◆ **Request**: Pick out every line of the entries below where "Registry" occurs, and copy those lines.

◆ **Supplied records**:
----------------------------------------
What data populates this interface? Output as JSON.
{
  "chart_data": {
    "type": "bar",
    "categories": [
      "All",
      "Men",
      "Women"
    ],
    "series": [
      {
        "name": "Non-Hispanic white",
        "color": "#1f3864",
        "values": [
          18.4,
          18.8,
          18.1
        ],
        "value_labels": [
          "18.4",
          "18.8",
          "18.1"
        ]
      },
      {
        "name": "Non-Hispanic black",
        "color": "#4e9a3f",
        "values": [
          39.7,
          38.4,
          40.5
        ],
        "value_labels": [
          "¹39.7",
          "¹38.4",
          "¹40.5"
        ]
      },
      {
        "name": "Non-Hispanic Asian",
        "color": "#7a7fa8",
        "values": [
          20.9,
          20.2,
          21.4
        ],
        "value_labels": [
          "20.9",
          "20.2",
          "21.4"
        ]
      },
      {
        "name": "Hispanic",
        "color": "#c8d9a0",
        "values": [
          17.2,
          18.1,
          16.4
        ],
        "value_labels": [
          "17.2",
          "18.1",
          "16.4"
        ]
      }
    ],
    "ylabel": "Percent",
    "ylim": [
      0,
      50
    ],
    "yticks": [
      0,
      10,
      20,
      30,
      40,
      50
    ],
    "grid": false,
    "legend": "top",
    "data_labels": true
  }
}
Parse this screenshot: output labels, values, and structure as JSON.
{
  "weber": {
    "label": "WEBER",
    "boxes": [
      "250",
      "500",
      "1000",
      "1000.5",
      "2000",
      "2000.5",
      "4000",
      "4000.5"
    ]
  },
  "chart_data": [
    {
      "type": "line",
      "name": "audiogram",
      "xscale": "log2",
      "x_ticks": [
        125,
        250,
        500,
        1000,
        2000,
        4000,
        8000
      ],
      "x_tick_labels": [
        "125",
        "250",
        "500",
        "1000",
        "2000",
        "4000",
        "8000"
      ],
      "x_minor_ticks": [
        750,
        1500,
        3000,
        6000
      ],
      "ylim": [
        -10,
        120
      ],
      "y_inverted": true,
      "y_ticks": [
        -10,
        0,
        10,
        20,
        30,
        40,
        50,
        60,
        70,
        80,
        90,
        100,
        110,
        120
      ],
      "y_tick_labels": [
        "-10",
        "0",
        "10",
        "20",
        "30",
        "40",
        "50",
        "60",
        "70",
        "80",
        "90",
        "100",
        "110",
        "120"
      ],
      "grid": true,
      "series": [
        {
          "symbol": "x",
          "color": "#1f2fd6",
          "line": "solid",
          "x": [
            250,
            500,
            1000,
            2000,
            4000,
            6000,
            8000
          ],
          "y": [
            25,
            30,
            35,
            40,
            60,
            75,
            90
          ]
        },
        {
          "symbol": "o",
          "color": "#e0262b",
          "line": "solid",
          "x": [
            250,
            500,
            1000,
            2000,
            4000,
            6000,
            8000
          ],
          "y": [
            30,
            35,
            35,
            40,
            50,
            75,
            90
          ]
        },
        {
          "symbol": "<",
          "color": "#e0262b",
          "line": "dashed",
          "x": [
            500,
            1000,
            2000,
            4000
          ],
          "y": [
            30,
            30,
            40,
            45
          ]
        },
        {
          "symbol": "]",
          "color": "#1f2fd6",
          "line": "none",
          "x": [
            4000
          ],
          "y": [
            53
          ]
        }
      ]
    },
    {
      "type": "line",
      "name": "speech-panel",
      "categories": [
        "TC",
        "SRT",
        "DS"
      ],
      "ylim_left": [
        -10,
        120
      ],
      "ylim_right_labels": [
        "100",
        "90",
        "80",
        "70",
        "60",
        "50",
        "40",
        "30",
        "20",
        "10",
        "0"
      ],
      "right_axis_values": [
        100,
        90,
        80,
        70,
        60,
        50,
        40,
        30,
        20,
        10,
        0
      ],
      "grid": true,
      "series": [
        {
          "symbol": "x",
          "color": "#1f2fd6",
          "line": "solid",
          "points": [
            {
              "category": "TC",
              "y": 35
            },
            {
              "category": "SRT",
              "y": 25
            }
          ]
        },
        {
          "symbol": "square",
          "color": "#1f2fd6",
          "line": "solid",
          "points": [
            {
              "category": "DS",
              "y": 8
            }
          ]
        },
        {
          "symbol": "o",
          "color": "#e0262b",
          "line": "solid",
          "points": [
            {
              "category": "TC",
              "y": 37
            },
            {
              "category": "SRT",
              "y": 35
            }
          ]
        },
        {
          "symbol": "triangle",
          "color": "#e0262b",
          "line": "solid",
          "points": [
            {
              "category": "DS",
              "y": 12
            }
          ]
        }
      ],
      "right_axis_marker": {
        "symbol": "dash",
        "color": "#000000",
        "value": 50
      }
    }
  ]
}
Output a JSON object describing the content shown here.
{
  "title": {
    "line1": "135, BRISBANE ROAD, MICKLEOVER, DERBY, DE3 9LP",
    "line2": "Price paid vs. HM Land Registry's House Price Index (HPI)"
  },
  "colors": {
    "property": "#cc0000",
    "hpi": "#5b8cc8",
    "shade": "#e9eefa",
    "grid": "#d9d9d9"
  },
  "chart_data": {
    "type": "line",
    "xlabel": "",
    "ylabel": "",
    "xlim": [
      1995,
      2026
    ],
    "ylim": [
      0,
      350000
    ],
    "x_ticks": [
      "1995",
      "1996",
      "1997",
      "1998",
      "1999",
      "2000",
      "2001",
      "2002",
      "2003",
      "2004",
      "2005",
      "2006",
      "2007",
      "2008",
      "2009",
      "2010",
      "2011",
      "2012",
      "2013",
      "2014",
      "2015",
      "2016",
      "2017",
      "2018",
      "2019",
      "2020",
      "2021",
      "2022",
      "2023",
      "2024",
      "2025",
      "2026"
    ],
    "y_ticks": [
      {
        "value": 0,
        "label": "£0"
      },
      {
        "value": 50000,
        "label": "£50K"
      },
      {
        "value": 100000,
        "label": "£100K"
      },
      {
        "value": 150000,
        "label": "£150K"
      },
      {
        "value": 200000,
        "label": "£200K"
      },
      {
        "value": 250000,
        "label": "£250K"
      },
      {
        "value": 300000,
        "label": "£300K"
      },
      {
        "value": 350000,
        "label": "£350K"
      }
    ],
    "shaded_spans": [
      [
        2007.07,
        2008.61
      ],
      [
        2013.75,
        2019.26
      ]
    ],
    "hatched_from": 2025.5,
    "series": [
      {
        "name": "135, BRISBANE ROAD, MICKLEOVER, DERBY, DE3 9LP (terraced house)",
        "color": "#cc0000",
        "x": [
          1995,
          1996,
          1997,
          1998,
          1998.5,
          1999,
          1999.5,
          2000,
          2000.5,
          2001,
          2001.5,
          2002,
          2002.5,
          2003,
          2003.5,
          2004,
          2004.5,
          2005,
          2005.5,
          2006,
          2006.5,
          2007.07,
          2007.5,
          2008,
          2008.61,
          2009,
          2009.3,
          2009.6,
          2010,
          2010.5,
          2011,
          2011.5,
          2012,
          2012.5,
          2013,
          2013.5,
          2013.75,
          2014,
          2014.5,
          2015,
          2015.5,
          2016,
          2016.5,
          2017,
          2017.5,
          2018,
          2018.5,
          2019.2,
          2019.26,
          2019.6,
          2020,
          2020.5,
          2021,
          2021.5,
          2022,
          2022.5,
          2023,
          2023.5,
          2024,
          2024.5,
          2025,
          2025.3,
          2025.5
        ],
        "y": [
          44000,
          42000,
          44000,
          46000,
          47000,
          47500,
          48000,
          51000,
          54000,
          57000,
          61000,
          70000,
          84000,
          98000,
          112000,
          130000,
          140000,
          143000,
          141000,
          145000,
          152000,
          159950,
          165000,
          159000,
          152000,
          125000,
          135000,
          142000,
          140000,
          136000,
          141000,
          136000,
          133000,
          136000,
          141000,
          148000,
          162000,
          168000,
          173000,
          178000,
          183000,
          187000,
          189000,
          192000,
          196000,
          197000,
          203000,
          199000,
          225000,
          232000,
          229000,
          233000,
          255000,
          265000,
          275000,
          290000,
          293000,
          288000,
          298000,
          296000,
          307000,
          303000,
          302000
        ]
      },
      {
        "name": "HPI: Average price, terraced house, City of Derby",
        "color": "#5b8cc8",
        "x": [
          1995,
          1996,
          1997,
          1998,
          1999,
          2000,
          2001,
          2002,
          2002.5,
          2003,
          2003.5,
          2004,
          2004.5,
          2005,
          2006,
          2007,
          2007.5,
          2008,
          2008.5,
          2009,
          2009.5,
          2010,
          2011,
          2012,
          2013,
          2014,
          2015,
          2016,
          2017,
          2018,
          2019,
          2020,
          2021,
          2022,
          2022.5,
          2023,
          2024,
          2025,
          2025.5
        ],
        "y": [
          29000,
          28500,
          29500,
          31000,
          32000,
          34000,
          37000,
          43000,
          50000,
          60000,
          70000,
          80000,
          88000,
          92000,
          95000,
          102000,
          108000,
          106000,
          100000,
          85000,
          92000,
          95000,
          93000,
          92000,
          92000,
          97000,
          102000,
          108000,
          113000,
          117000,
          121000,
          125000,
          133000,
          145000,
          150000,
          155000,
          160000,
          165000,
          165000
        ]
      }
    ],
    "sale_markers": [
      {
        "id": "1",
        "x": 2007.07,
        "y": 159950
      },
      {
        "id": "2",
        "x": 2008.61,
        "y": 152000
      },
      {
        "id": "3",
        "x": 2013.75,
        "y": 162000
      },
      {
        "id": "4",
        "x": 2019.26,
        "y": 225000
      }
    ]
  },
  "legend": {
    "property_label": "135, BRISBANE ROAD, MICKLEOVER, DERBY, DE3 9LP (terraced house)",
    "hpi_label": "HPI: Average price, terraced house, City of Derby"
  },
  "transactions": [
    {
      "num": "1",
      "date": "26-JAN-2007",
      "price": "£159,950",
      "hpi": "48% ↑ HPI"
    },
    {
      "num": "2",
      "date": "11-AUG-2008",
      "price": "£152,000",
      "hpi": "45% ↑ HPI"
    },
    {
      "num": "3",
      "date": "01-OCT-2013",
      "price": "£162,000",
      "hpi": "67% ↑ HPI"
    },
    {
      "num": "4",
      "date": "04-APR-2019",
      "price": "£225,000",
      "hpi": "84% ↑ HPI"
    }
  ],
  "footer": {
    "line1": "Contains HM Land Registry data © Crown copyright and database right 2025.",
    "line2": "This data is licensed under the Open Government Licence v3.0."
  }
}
----------------------------------------
◆ **Solution for this exercise**:
    "line2": "Price paid vs. HM Land Registry's House Price Index (HPI)"
    "line1": "Contains HM Land Registry data © Crown copyright and database right 2025.",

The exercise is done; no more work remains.